What is expected: Return the listing below in full, with every line exactly as it is.

Rows:
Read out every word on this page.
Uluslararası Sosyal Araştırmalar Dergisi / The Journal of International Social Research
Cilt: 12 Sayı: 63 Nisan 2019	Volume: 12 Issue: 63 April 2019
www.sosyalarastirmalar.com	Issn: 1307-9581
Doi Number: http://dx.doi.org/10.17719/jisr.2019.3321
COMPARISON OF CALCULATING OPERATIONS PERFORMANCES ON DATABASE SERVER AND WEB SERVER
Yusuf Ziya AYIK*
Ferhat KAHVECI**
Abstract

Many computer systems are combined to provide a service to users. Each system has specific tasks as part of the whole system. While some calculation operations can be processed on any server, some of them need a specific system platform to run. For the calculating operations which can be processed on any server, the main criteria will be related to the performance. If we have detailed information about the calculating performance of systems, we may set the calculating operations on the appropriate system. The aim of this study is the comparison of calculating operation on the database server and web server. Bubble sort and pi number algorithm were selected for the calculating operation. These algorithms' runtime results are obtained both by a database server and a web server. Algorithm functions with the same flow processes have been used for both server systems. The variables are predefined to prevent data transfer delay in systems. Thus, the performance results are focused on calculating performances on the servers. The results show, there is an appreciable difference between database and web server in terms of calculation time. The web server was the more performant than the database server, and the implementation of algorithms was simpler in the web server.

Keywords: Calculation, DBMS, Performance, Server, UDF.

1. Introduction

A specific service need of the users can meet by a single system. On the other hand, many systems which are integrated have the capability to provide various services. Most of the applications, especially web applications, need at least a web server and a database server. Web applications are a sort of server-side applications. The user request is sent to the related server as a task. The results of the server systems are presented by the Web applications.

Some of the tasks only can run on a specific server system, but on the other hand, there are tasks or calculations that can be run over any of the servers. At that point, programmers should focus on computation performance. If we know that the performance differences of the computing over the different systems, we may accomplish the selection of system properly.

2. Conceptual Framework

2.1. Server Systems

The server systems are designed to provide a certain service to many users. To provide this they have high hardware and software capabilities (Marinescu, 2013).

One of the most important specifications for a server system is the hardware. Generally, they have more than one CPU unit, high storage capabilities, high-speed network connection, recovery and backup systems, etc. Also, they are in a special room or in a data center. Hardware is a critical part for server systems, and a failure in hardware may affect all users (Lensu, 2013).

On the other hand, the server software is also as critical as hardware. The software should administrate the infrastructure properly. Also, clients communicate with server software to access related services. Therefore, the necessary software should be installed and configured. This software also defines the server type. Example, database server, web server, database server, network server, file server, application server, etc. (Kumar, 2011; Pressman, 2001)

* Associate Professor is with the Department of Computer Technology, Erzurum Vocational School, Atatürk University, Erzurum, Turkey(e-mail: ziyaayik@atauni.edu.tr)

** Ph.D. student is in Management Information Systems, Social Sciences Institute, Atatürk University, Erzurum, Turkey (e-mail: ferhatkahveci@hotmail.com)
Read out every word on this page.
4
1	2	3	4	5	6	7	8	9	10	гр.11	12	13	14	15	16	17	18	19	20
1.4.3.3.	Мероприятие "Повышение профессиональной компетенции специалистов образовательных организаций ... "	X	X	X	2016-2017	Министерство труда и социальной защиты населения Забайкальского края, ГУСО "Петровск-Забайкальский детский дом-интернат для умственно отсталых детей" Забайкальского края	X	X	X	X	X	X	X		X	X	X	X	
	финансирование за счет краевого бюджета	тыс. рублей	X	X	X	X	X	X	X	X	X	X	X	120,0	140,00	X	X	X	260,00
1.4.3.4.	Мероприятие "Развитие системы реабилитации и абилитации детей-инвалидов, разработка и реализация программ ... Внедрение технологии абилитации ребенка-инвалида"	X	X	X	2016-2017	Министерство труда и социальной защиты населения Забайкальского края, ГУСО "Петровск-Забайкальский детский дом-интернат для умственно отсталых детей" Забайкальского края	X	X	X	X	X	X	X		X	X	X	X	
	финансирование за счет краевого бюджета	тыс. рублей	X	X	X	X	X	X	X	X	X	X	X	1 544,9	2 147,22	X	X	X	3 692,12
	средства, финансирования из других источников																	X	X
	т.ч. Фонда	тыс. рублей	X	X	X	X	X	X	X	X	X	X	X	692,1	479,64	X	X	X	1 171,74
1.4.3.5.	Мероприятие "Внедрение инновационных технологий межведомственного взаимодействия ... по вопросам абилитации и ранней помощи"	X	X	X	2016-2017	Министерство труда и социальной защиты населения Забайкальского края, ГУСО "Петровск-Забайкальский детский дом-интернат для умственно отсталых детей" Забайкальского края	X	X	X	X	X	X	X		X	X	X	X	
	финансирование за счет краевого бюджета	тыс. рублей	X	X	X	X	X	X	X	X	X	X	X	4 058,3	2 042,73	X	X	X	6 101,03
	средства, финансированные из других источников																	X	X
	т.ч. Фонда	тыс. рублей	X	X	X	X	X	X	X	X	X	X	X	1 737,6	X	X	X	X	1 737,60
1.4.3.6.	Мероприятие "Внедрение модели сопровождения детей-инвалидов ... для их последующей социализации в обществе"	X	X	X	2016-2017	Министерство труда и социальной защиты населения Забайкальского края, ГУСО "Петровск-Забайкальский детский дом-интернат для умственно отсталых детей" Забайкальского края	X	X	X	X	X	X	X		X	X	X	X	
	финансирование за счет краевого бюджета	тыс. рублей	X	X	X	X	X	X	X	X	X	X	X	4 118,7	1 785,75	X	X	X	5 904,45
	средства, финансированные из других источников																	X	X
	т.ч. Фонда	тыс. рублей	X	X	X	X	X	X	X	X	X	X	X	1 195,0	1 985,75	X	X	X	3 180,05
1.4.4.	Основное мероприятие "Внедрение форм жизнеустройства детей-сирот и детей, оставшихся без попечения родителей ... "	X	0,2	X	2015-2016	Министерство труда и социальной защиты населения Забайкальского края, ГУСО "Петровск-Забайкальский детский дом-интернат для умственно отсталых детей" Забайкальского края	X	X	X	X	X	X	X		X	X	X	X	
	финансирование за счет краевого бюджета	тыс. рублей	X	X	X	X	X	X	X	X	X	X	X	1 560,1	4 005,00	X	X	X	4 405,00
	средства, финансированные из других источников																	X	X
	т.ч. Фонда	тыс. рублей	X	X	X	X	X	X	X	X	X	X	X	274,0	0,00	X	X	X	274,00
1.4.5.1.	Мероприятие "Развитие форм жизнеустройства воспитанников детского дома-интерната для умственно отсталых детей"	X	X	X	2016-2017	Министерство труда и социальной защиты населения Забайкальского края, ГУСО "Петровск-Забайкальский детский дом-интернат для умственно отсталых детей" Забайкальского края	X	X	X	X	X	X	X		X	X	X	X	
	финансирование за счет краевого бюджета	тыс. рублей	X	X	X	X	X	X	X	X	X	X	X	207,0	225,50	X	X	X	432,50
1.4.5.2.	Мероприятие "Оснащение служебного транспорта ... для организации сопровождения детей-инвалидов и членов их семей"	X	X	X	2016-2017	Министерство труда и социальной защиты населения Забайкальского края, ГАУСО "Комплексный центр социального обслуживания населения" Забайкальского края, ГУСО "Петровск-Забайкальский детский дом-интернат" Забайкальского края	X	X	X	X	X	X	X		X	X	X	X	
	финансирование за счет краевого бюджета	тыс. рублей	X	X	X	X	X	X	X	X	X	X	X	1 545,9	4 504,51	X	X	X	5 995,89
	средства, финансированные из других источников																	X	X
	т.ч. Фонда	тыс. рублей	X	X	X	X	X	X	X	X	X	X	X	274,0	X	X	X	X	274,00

Output:
Read out every word on this page.
Uluslararası Sosyal Araştırmalar Dergisi / The Journal of International Social Research
Cilt: 12 Sayı: 63 Nisan 2019	Volume: 12 Issue: 63 April 2019
www.sosyalarastirmalar.com	Issn: 1307-9581
Doi Number: http://dx.doi.org/10.17719/jisr.2019.3321
COMPARISON OF CALCULATING OPERATIONS PERFORMANCES ON DATABASE SERVER AND WEB SERVER
Yusuf Ziya AYIK*
Ferhat KAHVECI**
Abstract

Many computer systems are combined to provide a service to users. Each system has specific tasks as part of the whole system. While some calculation operations can be processed on any server, some of them need a specific system platform to run. For the calculating operations which can be processed on any server, the main criteria will be related to the performance. If we have detailed information about the calculating performance of systems, we may set the calculating operations on the appropriate system. The aim of this study is the comparison of calculating operation on the database server and web server. Bubble sort and pi number algorithm were selected for the calculating operation. These algorithms' runtime results are obtained both by a database server and a web server. Algorithm functions with the same flow processes have been used for both server systems. The variables are predefined to prevent data transfer delay in systems. Thus, the performance results are focused on calculating performances on the servers. The results show, there is an appreciable difference between database and web server in terms of calculation time. The web server was the more performant than the database server, and the implementation of algorithms was simpler in the web server.

Keywords: Calculation, DBMS, Performance, Server, UDF.

1. Introduction

A specific service need of the users can meet by a single system. On the other hand, many systems which are integrated have the capability to provide various services. Most of the applications, especially web applications, need at least a web server and a database server. Web applications are a sort of server-side applications. The user request is sent to the related server as a task. The results of the server systems are presented by the Web applications.

Some of the tasks only can run on a specific server system, but on the other hand, there are tasks or calculations that can be run over any of the servers. At that point, programmers should focus on computation performance. If we know that the performance differences of the computing over the different systems, we may accomplish the selection of system properly.

2. Conceptual Framework

2.1. Server Systems

The server systems are designed to provide a certain service to many users. To provide this they have high hardware and software capabilities (Marinescu, 2013).

One of the most important specifications for a server system is the hardware. Generally, they have more than one CPU unit, high storage capabilities, high-speed network connection, recovery and backup systems, etc. Also, they are in a special room or in a data center. Hardware is a critical part for server systems, and a failure in hardware may affect all users (Lensu, 2013).

On the other hand, the server software is also as critical as hardware. The software should administrate the infrastructure properly. Also, clients communicate with server software to access related services. Therefore, the necessary software should be installed and configured. This software also defines the server type. Example, database server, web server, database server, network server, file server, application server, etc. (Kumar, 2011; Pressman, 2001)

* Associate Professor is with the Department of Computer Technology, Erzurum Vocational School, Atatürk University, Erzurum, Turkey(e-mail: ziyaayik@atauni.edu.tr)

** Ph.D. student is in Management Information Systems, Social Sciences Institute, Atatürk University, Erzurum, Turkey (e-mail: ferhatkahveci@hotmail.com)
Read out every word on this page.
4
1	2	3	4	5	6	7	8	9	10	гр.11	12	13	14	15	16	17	18	19	20
1.4.3.3.	Мероприятие "Повышение профессиональной компетенции специалистов образовательных организаций ... "	X	X	X	2016-2017	Министерство труда и социальной защиты населения Забайкальского края, ГУСО "Петровск-Забайкальский детский дом-интернат для умственно отсталых детей" Забайкальского края	X	X	X	X	X	X	X		X	X	X	X	
	финансирование за счет краевого бюджета	тыс. рублей	X	X	X	X	X	X	X	X	X	X	X	120,0	140,00	X	X	X	260,00
1.4.3.4.	Мероприятие "Развитие системы реабилитации и абилитации детей-инвалидов, разработка и реализация программ ... Внедрение технологии абилитации ребенка-инвалида"	X	X	X	2016-2017	Министерство труда и социальной защиты населения Забайкальского края, ГУСО "Петровск-Забайкальский детский дом-интернат для умственно отсталых детей" Забайкальского края	X	X	X	X	X	X	X		X	X	X	X	
	финансирование за счет краевого бюджета	тыс. рублей	X	X	X	X	X	X	X	X	X	X	X	1 544,9	2 147,22	X	X	X	3 692,12
	средства, финансирования из других источников																	X	X
	т.ч. Фонда	тыс. рублей	X	X	X	X	X	X	X	X	X	X	X	692,1	479,64	X	X	X	1 171,74
1.4.3.5.	Мероприятие "Внедрение инновационных технологий межведомственного взаимодействия ... по вопросам абилитации и ранней помощи"	X	X	X	2016-2017	Министерство труда и социальной защиты населения Забайкальского края, ГУСО "Петровск-Забайкальский детский дом-интернат для умственно отсталых детей" Забайкальского края	X	X	X	X	X	X	X		X	X	X	X	
	финансирование за счет краевого бюджета	тыс. рублей	X	X	X	X	X	X	X	X	X	X	X	4 058,3	2 042,73	X	X	X	6 101,03
	средства, финансированные из других источников																	X	X
	т.ч. Фонда	тыс. рублей	X	X	X	X	X	X	X	X	X	X	X	1 737,6	X	X	X	X	1 737,60
1.4.3.6.	Мероприятие "Внедрение модели сопровождения детей-инвалидов ... для их последующей социализации в обществе"	X	X	X	2016-2017	Министерство труда и социальной защиты населения Забайкальского края, ГУСО "Петровск-Забайкальский детский дом-интернат для умственно отсталых детей" Забайкальского края	X	X	X	X	X	X	X		X	X	X	X	
	финансирование за счет краевого бюджета	тыс. рублей	X	X	X	X	X	X	X	X	X	X	X	4 118,7	1 785,75	X	X	X	5 904,45
	средства, финансированные из других источников																	X	X
	т.ч. Фонда	тыс. рублей	X	X	X	X	X	X	X	X	X	X	X	1 195,0	1 985,75	X	X	X	3 180,05
1.4.4.	Основное мероприятие "Внедрение форм жизнеустройства детей-сирот и детей, оставшихся без попечения родителей ... "	X	0,2	X	2015-2016	Министерство труда и социальной защиты населения Забайкальского края, ГУСО "Петровск-Забайкальский детский дом-интернат для умственно отсталых детей" Забайкальского края	X	X	X	X	X	X	X		X	X	X	X	
	финансирование за счет краевого бюджета	тыс. рублей	X	X	X	X	X	X	X	X	X	X	X	1 560,1	4 005,00	X	X	X	4 405,00
	средства, финансированные из других источников																	X	X
	т.ч. Фонда	тыс. рублей	X	X	X	X	X	X	X	X	X	X	X	274,0	0,00	X	X	X	274,00
1.4.5.1.	Мероприятие "Развитие форм жизнеустройства воспитанников детского дома-интерната для умственно отсталых детей"	X	X	X	2016-2017	Министерство труда и социальной защиты населения Забайкальского края, ГУСО "Петровск-Забайкальский детский дом-интернат для умственно отсталых детей" Забайкальского края	X	X	X	X	X	X	X		X	X	X	X	
	финансирование за счет краевого бюджета	тыс. рублей	X	X	X	X	X	X	X	X	X	X	X	207,0	225,50	X	X	X	432,50
1.4.5.2.	Мероприятие "Оснащение служебного транспорта ... для организации сопровождения детей-инвалидов и членов их семей"	X	X	X	2016-2017	Министерство труда и социальной защиты населения Забайкальского края, ГАУСО "Комплексный центр социального обслуживания населения" Забайкальского края, ГУСО "Петровск-Забайкальский детский дом-интернат" Забайкальского края	X	X	X	X	X	X	X		X	X	X	X	
	финансирование за счет краевого бюджета	тыс. рублей	X	X	X	X	X	X	X	X	X	X	X	1 545,9	4 504,51	X	X	X	5 995,89
	средства, финансированные из других источников																	X	X
	т.ч. Фонда	тыс. рублей	X	X	X	X	X	X	X	X	X	X	X	274,0	X	X	X	X	274,00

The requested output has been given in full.